What needs to be done
Scan the records below. List lines holding "this".

Dataset excerpt
>>>
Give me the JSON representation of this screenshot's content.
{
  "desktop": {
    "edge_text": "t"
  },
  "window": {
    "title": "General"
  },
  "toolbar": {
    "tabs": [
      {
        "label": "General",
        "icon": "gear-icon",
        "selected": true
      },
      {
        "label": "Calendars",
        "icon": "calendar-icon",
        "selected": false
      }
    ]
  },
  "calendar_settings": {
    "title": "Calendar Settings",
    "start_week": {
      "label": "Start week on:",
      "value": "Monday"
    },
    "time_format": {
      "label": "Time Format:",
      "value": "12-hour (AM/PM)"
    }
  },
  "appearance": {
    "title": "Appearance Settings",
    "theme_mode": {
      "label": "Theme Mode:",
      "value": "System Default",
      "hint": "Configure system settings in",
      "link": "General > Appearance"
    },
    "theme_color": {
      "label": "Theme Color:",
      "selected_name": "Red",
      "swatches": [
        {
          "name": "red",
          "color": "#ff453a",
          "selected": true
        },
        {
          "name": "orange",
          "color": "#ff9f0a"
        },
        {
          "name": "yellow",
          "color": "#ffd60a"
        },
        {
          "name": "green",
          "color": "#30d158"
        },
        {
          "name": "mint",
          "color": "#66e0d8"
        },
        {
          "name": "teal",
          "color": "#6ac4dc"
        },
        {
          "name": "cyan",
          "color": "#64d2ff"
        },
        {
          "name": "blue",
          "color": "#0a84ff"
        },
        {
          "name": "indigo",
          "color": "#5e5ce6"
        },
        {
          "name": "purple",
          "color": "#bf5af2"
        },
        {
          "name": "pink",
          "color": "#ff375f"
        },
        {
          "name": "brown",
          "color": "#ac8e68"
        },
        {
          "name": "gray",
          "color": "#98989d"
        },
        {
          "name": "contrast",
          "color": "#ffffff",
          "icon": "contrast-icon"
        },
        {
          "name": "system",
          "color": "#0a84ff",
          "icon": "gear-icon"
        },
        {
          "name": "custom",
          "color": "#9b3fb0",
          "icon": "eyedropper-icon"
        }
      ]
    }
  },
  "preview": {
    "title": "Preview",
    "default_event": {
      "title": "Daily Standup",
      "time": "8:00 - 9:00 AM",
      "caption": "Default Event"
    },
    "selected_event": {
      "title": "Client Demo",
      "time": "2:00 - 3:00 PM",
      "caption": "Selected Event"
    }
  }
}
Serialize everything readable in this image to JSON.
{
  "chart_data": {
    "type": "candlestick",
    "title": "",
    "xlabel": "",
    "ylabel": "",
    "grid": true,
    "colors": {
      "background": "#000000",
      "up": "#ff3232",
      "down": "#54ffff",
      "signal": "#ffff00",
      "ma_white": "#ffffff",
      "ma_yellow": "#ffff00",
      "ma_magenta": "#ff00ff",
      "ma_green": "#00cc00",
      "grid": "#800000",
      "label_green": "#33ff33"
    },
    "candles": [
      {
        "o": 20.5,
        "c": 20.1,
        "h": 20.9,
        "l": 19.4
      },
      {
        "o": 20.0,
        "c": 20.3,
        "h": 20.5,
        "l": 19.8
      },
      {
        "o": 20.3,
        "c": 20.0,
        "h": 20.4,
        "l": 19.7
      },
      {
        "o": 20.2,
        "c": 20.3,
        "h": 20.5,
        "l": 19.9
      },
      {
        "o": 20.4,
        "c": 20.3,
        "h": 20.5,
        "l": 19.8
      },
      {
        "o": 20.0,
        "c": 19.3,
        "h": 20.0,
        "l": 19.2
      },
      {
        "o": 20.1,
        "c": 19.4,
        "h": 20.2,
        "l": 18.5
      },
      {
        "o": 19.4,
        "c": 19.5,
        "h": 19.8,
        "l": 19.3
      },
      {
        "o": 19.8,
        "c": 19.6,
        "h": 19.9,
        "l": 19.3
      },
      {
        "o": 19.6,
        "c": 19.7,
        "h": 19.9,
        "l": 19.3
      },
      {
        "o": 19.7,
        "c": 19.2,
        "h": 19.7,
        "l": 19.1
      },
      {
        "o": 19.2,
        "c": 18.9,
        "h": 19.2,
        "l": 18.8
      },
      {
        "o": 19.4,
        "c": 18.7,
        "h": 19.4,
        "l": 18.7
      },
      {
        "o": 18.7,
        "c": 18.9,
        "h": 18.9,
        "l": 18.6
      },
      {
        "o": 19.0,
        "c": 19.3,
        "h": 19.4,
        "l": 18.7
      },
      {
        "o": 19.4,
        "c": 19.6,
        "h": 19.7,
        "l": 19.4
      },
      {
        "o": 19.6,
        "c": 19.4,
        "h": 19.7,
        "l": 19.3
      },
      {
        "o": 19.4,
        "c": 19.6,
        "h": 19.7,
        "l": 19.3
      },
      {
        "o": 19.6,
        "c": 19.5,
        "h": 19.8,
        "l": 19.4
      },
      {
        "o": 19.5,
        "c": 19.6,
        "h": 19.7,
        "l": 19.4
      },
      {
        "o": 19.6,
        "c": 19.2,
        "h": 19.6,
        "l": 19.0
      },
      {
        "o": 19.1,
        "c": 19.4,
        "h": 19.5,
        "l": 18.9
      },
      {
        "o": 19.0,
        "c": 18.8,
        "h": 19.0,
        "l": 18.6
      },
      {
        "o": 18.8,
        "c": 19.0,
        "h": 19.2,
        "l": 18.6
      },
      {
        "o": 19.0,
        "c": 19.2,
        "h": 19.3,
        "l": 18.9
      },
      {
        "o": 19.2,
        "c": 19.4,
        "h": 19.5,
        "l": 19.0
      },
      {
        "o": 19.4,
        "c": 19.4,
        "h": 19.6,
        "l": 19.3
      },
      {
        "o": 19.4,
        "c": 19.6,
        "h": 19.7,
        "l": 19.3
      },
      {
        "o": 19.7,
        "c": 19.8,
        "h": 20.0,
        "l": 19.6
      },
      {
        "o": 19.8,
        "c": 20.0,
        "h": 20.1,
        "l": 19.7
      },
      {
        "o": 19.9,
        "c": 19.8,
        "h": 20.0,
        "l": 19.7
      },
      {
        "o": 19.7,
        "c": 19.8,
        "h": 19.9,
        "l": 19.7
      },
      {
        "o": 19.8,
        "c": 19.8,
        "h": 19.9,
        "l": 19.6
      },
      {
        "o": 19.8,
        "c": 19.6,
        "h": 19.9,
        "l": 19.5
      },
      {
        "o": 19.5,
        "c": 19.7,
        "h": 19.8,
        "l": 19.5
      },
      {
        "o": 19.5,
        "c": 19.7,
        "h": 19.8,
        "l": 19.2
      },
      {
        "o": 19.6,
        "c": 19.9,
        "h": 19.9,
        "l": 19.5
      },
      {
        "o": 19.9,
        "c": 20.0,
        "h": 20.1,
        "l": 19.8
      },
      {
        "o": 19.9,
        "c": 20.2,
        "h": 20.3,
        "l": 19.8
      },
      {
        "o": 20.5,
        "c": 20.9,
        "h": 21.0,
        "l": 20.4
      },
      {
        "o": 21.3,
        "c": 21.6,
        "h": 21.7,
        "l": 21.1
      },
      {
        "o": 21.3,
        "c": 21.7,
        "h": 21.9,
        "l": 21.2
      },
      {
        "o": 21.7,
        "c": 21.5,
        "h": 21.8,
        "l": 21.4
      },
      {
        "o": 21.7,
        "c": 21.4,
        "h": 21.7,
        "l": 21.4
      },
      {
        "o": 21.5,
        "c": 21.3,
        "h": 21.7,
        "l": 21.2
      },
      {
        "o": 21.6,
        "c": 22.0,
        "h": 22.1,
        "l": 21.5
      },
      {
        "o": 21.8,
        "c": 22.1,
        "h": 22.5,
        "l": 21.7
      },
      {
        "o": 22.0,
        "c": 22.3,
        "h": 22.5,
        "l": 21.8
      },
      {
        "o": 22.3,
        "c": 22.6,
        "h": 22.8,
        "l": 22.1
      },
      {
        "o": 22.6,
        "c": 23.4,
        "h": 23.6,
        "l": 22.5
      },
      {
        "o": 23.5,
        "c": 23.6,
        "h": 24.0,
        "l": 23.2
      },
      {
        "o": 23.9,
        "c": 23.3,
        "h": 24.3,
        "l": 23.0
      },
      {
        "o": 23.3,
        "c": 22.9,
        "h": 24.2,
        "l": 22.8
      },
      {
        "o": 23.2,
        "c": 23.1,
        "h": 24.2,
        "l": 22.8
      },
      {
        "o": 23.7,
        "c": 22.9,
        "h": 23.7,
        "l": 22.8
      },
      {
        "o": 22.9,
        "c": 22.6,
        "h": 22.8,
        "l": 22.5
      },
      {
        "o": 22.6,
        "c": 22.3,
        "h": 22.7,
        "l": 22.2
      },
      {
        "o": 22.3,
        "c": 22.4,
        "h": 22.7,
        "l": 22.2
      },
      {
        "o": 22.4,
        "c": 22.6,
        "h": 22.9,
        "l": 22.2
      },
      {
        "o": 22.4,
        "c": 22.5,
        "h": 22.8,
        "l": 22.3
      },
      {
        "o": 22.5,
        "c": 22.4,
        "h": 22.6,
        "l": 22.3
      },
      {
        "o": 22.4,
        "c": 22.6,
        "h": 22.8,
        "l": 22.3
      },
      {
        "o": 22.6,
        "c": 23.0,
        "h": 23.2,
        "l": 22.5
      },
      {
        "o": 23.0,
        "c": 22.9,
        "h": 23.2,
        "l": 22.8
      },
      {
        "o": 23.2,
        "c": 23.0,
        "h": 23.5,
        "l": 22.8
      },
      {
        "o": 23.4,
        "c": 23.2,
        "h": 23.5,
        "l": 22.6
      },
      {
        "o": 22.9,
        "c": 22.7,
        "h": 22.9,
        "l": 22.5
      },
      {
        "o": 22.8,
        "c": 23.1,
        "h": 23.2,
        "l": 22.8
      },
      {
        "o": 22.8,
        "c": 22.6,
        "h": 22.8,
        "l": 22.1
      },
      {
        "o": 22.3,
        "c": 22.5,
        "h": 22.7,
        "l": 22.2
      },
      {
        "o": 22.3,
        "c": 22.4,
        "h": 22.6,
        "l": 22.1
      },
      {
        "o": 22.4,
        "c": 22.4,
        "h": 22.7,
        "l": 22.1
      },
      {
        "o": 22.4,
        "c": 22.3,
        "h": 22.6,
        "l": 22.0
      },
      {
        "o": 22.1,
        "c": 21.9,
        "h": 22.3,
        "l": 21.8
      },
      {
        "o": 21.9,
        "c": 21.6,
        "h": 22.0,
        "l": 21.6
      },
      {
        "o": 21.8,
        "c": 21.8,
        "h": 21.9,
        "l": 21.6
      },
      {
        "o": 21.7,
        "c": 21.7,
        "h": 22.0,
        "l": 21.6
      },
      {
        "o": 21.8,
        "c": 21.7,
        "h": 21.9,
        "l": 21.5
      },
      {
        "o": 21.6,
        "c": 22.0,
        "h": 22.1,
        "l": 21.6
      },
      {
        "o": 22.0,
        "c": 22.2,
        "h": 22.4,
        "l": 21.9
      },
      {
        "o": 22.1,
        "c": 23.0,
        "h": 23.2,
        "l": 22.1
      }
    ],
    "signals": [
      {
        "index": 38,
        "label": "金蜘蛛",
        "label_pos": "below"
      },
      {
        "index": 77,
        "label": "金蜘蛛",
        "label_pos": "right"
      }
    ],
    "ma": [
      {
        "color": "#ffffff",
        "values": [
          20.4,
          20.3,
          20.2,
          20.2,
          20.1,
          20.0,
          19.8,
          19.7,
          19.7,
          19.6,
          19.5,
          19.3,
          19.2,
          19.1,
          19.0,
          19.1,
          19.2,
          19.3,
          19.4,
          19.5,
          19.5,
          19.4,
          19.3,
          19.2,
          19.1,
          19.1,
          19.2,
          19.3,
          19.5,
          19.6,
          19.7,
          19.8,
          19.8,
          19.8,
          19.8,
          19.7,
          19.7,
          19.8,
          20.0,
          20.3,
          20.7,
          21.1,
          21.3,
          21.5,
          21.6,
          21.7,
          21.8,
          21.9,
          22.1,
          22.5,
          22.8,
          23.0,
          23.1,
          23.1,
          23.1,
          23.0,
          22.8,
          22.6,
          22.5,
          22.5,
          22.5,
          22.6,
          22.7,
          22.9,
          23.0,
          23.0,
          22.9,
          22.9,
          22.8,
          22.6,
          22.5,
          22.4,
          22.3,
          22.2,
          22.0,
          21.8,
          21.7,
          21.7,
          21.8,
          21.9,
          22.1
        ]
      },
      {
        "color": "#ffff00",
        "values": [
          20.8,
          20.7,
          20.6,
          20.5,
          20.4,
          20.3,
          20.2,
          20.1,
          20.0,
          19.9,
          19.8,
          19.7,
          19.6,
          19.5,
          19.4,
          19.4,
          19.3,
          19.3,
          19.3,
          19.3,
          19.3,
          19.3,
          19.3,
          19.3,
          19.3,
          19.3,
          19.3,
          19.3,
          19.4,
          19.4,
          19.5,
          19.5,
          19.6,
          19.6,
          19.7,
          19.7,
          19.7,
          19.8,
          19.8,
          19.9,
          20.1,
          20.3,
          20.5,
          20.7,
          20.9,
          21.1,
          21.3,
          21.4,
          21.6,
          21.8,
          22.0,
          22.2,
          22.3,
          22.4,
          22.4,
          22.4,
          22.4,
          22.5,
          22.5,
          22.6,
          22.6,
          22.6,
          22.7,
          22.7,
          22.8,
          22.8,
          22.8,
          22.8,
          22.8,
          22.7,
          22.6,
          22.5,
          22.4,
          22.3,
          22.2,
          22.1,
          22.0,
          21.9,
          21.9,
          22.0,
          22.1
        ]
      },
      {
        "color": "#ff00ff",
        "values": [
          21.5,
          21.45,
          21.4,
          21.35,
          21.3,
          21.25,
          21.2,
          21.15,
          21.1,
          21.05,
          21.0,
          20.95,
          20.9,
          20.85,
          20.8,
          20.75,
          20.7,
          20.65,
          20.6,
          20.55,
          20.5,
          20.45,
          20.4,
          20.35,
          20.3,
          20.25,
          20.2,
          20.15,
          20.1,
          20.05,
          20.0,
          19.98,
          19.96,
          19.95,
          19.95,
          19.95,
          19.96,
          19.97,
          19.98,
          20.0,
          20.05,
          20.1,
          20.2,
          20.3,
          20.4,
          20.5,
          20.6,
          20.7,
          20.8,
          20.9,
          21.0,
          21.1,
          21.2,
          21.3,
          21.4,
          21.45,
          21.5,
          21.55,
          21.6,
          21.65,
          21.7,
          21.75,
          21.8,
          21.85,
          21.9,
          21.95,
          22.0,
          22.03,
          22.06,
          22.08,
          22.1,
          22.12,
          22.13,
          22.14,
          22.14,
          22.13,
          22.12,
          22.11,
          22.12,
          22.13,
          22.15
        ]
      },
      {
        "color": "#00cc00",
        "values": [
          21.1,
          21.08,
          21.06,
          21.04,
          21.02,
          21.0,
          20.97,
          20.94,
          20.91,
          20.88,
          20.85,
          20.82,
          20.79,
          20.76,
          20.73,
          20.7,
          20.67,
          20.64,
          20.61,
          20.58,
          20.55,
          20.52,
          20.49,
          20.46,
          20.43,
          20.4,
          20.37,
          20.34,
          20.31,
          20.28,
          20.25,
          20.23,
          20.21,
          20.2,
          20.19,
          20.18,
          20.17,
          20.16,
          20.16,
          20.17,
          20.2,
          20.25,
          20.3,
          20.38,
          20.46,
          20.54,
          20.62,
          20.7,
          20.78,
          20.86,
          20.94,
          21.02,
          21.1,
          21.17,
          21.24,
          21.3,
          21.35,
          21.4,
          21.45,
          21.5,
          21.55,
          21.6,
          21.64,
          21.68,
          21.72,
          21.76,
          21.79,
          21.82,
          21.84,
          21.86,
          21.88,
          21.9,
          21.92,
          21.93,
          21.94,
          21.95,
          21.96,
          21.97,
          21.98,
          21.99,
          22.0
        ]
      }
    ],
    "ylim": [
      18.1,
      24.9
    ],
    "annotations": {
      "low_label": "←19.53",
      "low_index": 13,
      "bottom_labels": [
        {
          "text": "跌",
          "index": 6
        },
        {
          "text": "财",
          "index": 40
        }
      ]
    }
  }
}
<<<
Full solution
Give me the JSON representation of this screenshot's content.
Serialize everything readable in this image to JSON.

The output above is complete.